(Extracts from a graphics dataset)
▬▬▬▬▬▬▬▬▬▬
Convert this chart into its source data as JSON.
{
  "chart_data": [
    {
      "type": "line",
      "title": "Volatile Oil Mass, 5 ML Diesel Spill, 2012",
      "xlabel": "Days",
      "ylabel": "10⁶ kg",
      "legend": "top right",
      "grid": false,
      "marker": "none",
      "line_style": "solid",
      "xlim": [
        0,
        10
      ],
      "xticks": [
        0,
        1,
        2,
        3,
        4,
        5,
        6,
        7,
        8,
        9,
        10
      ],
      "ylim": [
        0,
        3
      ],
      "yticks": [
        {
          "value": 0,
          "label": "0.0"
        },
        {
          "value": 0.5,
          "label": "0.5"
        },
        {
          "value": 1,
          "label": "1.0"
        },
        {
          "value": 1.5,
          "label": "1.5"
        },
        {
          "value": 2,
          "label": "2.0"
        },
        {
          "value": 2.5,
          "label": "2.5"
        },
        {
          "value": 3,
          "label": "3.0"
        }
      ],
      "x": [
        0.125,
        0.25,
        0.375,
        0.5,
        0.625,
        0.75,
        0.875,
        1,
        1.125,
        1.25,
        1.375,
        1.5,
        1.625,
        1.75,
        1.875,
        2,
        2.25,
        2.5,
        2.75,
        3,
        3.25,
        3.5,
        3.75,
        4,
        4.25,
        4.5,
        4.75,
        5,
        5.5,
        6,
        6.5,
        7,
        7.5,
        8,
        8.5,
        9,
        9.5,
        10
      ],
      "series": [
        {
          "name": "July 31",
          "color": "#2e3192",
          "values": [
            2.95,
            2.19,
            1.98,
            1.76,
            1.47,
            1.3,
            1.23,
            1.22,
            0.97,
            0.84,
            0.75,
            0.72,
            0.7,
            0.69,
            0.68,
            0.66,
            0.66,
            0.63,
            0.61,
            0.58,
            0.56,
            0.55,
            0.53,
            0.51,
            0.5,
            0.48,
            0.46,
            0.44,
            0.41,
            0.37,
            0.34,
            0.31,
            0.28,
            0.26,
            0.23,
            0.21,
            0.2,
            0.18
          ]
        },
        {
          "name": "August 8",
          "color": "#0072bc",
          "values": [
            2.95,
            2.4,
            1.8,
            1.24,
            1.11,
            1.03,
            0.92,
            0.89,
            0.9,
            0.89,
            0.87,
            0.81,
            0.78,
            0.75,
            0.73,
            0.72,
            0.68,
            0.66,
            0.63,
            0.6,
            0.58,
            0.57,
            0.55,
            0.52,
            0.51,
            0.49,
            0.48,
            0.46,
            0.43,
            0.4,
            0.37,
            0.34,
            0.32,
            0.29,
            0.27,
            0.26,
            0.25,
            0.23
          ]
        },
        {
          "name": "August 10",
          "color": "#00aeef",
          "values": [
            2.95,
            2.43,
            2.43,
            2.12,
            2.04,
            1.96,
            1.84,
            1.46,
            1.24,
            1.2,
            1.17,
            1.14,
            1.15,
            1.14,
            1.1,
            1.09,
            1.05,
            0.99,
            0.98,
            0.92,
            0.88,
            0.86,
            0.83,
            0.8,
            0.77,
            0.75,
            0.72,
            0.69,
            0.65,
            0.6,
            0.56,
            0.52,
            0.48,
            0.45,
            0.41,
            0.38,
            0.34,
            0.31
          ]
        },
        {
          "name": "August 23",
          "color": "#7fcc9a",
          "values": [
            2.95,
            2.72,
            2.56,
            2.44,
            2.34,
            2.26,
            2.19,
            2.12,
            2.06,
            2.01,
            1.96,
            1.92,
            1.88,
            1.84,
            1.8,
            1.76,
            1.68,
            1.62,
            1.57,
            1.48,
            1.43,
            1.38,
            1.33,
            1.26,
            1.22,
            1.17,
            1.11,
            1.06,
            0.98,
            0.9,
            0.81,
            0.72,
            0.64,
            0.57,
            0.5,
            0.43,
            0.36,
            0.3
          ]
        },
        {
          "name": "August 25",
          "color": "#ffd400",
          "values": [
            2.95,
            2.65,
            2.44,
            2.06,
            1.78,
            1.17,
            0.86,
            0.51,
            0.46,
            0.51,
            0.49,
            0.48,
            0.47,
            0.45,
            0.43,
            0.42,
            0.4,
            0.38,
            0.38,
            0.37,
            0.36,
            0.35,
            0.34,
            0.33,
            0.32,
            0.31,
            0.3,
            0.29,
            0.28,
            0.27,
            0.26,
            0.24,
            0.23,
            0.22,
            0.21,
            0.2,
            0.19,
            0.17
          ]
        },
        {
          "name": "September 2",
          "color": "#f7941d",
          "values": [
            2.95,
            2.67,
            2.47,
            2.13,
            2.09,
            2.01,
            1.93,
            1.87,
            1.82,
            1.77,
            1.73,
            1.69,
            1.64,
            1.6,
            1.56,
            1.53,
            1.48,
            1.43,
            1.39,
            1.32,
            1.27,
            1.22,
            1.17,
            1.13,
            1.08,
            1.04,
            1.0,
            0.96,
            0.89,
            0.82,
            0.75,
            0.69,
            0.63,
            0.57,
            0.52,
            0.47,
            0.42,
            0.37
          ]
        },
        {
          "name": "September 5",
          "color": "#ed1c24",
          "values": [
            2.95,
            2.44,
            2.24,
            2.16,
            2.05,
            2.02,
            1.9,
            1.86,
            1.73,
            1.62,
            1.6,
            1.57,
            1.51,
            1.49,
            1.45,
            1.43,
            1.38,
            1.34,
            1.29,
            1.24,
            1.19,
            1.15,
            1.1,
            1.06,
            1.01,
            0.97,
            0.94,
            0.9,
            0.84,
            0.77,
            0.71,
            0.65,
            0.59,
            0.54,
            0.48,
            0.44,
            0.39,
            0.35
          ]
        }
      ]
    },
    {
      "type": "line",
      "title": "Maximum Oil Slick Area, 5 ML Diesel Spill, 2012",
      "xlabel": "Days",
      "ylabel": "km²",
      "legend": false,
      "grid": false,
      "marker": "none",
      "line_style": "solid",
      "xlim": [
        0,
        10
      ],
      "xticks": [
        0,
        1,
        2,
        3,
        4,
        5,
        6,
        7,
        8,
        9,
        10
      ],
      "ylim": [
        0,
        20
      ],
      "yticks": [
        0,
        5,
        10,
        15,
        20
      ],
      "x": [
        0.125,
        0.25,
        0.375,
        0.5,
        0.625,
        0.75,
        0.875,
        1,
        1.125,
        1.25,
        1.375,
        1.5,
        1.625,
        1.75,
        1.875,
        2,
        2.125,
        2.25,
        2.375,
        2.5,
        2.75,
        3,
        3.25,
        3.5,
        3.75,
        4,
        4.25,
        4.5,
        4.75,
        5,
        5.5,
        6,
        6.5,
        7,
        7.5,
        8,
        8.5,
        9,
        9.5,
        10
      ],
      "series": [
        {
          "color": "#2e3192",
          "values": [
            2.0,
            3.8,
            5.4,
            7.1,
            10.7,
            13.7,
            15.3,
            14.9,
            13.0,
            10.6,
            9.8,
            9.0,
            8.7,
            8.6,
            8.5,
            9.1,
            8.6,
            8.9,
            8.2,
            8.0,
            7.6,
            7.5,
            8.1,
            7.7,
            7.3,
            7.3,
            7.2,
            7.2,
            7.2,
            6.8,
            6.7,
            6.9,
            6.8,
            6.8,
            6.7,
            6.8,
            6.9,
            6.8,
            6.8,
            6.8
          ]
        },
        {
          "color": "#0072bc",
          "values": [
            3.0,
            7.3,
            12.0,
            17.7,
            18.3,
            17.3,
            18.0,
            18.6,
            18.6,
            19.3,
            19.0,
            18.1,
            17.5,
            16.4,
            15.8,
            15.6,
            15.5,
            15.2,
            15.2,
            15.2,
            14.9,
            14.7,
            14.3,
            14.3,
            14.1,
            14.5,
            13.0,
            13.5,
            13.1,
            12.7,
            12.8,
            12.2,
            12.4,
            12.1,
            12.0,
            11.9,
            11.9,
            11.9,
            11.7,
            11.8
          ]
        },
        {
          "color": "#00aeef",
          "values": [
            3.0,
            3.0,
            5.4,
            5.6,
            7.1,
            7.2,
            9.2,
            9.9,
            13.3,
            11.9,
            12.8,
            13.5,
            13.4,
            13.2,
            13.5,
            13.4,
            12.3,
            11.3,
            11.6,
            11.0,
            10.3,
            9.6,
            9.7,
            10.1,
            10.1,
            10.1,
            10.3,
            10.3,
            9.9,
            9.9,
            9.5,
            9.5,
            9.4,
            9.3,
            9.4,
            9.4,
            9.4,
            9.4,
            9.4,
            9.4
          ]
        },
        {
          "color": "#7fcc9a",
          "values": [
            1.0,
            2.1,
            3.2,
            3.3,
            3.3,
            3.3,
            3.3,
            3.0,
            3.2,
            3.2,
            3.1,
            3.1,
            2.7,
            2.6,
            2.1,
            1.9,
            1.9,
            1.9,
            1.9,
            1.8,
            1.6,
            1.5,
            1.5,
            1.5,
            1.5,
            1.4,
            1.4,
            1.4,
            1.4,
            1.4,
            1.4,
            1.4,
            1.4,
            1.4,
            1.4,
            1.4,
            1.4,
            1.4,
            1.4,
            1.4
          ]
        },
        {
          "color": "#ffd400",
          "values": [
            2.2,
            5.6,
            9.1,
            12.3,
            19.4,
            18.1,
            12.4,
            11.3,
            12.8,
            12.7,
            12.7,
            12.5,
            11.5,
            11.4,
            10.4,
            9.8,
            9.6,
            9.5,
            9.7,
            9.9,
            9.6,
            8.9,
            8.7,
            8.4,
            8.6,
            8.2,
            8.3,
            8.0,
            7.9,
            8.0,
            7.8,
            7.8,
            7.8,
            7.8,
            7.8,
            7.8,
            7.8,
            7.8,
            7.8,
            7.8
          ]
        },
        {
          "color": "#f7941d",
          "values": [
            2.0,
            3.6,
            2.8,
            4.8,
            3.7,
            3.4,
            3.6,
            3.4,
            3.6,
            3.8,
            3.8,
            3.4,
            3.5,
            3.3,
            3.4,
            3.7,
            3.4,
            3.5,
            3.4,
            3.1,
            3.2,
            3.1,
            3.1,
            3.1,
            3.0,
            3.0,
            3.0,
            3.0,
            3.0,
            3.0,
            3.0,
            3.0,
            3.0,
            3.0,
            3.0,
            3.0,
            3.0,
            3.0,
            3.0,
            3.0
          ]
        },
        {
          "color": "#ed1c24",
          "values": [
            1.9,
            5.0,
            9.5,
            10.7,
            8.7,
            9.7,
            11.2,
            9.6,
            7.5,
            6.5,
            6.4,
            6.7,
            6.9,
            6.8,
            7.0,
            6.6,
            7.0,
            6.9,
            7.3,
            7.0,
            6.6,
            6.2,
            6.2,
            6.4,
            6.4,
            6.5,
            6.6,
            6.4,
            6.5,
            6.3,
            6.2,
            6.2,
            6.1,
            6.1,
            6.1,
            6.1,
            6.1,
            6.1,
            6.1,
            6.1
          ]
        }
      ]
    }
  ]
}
▬▬▬▬▬▬▬▬▬▬
_Written task:_ Please list every line of the records that contains "Diesel".

_Answer to this exercise:_
      "title": "Volatile Oil Mass, 5 ML Diesel Spill, 2012",
      "title": "Maximum Oil Slick Area, 5 ML Diesel Spill, 2012",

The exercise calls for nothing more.